#### Your goal
Extract the whole listing as it stands. Do not include the pictures.

# # # # # # #

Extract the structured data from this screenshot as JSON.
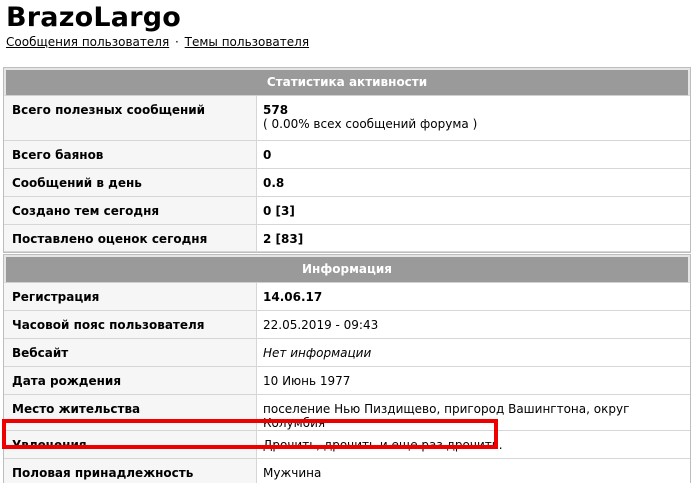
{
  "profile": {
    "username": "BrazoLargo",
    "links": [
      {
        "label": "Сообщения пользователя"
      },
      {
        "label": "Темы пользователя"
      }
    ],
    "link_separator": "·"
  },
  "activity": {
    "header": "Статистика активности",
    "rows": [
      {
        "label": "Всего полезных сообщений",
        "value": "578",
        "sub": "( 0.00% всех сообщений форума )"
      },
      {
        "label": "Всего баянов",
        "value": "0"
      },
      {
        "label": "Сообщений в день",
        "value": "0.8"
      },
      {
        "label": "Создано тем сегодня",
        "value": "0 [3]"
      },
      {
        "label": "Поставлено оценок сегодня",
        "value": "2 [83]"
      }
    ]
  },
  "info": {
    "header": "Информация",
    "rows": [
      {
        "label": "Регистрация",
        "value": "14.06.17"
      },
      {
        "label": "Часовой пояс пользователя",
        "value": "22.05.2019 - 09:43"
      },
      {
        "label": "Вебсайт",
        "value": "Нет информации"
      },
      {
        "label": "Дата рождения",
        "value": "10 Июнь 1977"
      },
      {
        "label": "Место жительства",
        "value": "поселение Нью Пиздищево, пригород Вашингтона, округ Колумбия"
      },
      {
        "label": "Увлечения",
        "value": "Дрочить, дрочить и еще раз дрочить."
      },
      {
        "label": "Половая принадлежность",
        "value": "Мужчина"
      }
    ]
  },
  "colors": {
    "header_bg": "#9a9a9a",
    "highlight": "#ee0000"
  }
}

# # # # # # #

#### In response
Extract the structured data from this screenshot as JSON.
{
  "profile": {
    "username": "BrazoLargo",
    "links": [
      {
        "label": "Сообщения пользователя"
      },
      {
        "label": "Темы пользователя"
      }
    ],
    "link_separator": "·"
  },
  "activity": {
    "header": "Статистика активности",
    "rows": [
      {
        "label": "Всего полезных сообщений",
        "value": "578",
        "sub": "( 0.00% всех сообщений форума )"
      },
      {
        "label": "Всего баянов",
        "value": "0"
      },
      {
        "label": "Сообщений в день",
        "value": "0.8"
      },
      {
        "label": "Создано тем сегодня",
        "value": "0 [3]"
      },
      {
        "label": "Поставлено оценок сегодня",
        "value": "2 [83]"
      }
    ]
  },
  "info": {
    "header": "Информация",
    "rows": [
      {
        "label": "Регистрация",
        "value": "14.06.17"
      },
      {
        "label": "Часовой пояс пользователя",
        "value": "22.05.2019 - 09:43"
      },
      {
        "label": "Вебсайт",
        "value": "Нет информации"
      },
      {
        "label": "Дата рождения",
        "value": "10 Июнь 1977"
      },
      {
        "label": "Место жительства",
        "value": "поселение Нью Пиздищево, пригород Вашингтона, округ Колумбия"
      },
      {
        "label": "Увлечения",
        "value": "Дрочить, дрочить и еще раз дрочить."
      },
      {
        "label": "Половая принадлежность",
        "value": "Мужчина"
      }
    ]
  },
  "colors": {
    "header_bg": "#9a9a9a",
    "highlight": "#ee0000"
  }
}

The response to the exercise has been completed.